Given text:
◆ ◆ ◆ ◆ ◆ ◆ ◆

8 All of these documents clearly show that the appellant could not have operated a business under the name of “Maxi Cleaning” during 1991, 1992 and 1993 since the financing to operate it was not obtained until 1994. Although the appellant claimed that he had remitted all of the vouchers associated with the operation of his business for the years at issue to Georges Desroches, the investigator for Revenue Canada, who denied having received this evidence, it appears clear to me that the appellant could not deduct business losses since the business in question, “Maxi Cleaning”, did not yet exist. It is my view that the appellant did not show on the balance of probabilities that he incurred expenses for the purpose of earning business income during the 1991 and 1992 taxation years. Therefore, the appeals relating to this point cannot be allowed.
Married equivalent tax credit
9 Since the Minister no longer challenges the granting of this credit for the 1992 taxation year, I have only to determine whether the appellant was entitled to this credit for the 1993 taxation year. The appellant would be entitled to this credit if he met the conditions set forth in paragraph 118(l)(b) of the Income Tax Act (“Act”), which reads as follows:
118: Personal credits.
(1) For the purpose of computing the tax payable under this Part by an individual for a taxation year, there may be deducted an amount determined by the formula
A × B
whereA is the appropriate percentage for the year, and
B is the aggregate of,
(b) Wholly dependent person— in the case of an individual not entitled to a deduction by reason of paragraph (a) who, at any time in the year,(i) is an unmarried person or a married person who neither supported nor lived with his spouse and is not supported by his spouse, and
- (ii) whether by himself or jointly with one or more other persons, maintains a self-contained domestic establishment (in which the individual lives) and actually supports therein a person who, at that time is
(A) except in the case of a child of the individual, resident in Canada,
(B) wholly dependent for support on the individual, or the individual and such other person or persons, as the case may be,
(C) related to the individual, and
(D) except in the case of a parent or grandparent of the individual, either under 18 years of age or so dependent by reason of mental or physical infirmity,
an amount equal to the aggregate of(iii) $6,000, and
(iv) an amount determined by the formula
$5,000 - (D - $500)
where
D is the greater of $500 and the income for the year of the dependent person;
10 The appellant admitted that, in 1993, he was married to Marie-Josée Joseph, he lived with her and the latter had a net income of $8,053 during the 1993 taxation year. He did not show that he supported her during that year. For these reasons, the appellant is not entitled to the married equivalent tax credit for his daughter Barbara for 1993 because he does not meet the conditions set forth in paragraph 118(1)(b) of the Act.
Tuition fees tax credit and education tax credit
11 The appellant would be entitled to this credit for the 1992 taxation year if he met the conditions set forth in paragraph 118.5(1)(a) and subsection 118.6(2) of the Act which read as follows:
118.5: Tuition credit.

◆ ◆ ◆ ◆ ◆ ◆ ◆

Provided data:
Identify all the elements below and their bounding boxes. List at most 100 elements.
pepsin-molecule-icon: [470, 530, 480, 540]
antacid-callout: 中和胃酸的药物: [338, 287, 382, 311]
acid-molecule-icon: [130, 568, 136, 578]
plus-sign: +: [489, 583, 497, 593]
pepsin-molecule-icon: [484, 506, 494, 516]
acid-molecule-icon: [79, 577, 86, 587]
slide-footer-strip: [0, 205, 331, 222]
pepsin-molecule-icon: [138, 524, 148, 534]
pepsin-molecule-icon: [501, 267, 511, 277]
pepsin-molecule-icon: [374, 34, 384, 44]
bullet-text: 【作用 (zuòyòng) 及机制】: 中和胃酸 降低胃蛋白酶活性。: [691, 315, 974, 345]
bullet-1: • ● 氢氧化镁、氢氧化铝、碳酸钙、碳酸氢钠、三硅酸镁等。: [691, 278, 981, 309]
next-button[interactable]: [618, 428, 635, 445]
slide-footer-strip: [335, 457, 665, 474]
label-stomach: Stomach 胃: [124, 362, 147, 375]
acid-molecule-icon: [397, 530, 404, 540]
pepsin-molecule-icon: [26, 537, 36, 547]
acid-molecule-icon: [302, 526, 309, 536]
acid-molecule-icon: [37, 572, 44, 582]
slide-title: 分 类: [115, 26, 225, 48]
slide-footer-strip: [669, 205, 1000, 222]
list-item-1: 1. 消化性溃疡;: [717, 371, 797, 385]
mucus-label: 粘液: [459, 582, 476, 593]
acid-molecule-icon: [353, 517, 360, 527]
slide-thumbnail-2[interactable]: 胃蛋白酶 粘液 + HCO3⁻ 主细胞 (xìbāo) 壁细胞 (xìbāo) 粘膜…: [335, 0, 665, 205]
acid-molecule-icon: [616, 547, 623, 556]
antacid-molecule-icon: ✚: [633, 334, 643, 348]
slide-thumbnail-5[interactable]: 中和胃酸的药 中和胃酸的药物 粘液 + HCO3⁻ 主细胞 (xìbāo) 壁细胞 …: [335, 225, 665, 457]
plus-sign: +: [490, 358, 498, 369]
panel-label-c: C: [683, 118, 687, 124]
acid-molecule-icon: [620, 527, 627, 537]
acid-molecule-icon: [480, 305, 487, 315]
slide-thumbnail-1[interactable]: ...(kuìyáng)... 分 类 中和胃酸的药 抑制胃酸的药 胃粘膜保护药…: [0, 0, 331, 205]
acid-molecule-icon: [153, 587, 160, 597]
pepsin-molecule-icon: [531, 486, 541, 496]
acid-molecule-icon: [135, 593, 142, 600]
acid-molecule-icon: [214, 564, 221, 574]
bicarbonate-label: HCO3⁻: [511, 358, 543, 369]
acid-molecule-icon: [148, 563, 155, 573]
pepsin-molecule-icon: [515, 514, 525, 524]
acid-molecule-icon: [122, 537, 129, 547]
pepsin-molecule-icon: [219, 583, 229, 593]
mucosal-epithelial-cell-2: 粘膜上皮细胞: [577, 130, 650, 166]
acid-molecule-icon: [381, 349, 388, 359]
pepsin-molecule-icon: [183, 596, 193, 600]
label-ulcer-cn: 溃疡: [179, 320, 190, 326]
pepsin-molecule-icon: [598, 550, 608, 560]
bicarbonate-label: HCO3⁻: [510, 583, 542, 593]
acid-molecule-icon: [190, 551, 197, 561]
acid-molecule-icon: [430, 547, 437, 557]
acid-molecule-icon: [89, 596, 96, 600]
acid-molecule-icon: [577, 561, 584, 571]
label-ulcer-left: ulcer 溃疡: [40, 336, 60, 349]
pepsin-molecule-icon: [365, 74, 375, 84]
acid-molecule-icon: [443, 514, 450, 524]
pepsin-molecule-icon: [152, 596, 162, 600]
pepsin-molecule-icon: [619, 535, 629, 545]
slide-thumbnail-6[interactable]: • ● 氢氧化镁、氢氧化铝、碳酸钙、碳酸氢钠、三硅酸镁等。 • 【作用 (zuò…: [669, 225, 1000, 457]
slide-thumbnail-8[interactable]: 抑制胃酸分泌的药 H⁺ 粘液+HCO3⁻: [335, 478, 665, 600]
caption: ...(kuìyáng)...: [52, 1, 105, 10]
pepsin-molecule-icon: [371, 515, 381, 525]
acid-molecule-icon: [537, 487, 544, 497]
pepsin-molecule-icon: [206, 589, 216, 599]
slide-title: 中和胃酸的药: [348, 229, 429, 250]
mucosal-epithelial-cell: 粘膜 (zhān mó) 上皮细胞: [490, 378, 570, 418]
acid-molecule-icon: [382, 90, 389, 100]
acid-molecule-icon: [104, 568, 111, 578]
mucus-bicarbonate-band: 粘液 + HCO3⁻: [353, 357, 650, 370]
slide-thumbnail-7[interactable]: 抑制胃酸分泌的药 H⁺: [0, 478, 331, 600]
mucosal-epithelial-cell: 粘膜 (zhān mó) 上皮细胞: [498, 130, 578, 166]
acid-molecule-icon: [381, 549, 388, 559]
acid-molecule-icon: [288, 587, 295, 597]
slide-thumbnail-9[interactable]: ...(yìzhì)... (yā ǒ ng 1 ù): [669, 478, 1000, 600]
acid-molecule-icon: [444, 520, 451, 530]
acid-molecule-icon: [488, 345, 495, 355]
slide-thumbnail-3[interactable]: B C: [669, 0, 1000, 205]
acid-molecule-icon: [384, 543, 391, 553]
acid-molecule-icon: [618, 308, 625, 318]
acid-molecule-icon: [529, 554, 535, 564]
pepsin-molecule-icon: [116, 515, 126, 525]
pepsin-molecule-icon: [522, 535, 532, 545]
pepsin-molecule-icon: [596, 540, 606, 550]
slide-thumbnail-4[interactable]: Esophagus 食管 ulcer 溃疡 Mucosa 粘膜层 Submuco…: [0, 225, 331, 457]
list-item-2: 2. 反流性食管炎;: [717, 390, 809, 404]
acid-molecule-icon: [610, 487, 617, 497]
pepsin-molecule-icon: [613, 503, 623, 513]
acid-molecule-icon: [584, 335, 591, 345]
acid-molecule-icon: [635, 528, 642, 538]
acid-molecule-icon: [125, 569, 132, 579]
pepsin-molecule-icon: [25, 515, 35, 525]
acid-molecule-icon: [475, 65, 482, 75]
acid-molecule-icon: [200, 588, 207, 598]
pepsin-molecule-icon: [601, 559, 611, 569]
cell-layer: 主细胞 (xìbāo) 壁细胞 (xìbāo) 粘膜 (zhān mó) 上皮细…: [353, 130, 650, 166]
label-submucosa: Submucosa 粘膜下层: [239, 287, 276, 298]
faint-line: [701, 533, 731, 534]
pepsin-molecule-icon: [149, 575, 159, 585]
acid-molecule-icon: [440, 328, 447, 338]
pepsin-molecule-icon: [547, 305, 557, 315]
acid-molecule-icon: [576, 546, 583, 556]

◆ ◆ ◆ ◆ ◆ ◆ ◆

What to work on: Reproduce the tax credit excerpt from "Tuition fees tax" through "118.5: Tuition credit.", substituting "taxpayer" for "appellant".

Result:
Tuition fees tax credit and education tax credit
11 The taxpayer would be entitled to this credit for the 1992 taxation year if he met the conditions set forth in paragraph 118.5(1)(a) and subsection 118.6(2) of the Act which read as follows:
118.5: Tuition credit.